== Task description ==
Each line of the data that includes the string "آذربایجان" is to be copied out.

Dataset listings of figures:
[Begin]

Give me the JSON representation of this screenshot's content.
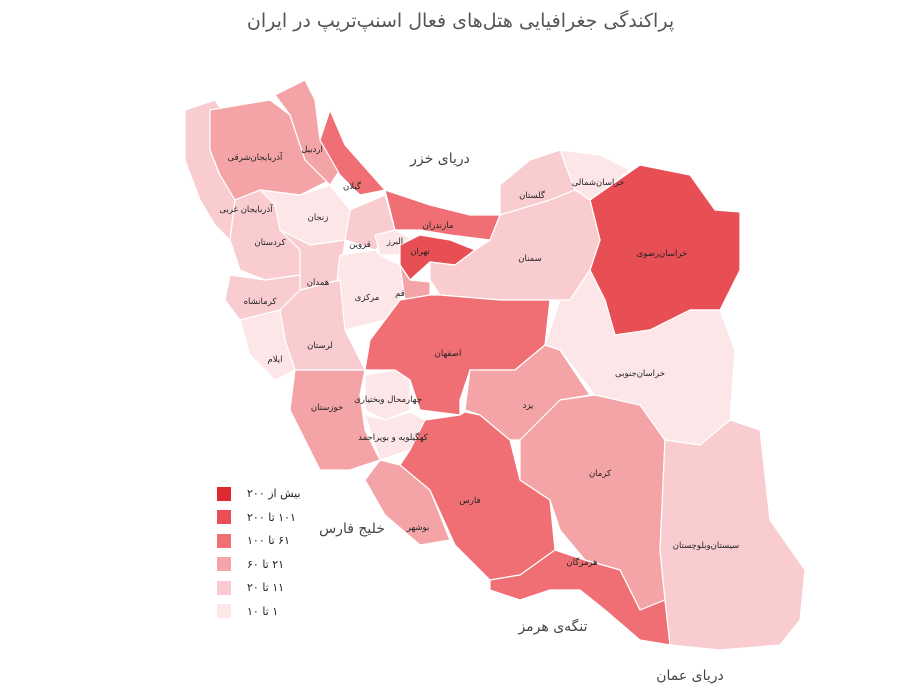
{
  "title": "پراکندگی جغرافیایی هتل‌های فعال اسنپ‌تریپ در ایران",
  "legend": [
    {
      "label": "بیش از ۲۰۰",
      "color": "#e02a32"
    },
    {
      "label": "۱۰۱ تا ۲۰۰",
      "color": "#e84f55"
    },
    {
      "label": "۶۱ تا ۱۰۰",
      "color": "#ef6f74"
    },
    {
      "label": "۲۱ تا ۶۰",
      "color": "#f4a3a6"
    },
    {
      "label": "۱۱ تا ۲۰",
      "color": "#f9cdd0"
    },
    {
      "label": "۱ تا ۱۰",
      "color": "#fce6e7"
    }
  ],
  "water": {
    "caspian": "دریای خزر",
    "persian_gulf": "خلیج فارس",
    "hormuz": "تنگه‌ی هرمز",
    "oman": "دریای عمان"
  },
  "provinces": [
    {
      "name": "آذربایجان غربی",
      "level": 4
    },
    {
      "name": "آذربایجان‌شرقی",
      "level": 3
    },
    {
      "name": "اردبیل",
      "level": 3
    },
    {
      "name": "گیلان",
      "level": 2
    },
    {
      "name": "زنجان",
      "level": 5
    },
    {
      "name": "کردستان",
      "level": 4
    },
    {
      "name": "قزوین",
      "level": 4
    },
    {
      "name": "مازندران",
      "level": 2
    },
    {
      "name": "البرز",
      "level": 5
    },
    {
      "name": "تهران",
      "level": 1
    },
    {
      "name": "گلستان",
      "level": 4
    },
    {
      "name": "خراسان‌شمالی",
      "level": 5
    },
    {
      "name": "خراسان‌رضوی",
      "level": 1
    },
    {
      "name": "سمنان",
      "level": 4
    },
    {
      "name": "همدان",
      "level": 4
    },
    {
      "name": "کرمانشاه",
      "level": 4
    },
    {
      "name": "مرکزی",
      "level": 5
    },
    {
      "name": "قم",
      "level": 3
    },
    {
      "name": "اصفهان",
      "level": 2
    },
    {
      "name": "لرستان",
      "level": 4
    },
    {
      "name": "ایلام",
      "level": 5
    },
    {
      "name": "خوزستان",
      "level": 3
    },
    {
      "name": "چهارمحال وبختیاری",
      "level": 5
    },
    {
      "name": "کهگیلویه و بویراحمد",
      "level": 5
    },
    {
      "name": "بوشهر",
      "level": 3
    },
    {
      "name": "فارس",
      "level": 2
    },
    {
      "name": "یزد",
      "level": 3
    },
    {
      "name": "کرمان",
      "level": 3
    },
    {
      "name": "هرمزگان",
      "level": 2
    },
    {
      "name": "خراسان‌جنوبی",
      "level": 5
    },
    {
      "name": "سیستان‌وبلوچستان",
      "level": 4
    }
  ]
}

[End]
[Begin]

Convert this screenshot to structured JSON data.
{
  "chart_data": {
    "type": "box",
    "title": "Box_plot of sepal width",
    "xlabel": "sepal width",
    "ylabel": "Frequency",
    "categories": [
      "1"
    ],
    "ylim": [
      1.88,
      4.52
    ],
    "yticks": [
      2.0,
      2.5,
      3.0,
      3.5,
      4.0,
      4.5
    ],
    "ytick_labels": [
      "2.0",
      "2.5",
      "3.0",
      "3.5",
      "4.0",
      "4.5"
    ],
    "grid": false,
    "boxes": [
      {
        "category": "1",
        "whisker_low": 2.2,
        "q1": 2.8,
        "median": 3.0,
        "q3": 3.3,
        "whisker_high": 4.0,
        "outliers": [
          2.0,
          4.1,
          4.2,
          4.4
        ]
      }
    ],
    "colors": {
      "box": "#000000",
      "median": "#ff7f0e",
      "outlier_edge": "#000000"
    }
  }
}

[End]

== Full answer ==
      "name": "آذربایجان غربی",
      "name": "آذربایجان‌شرقی",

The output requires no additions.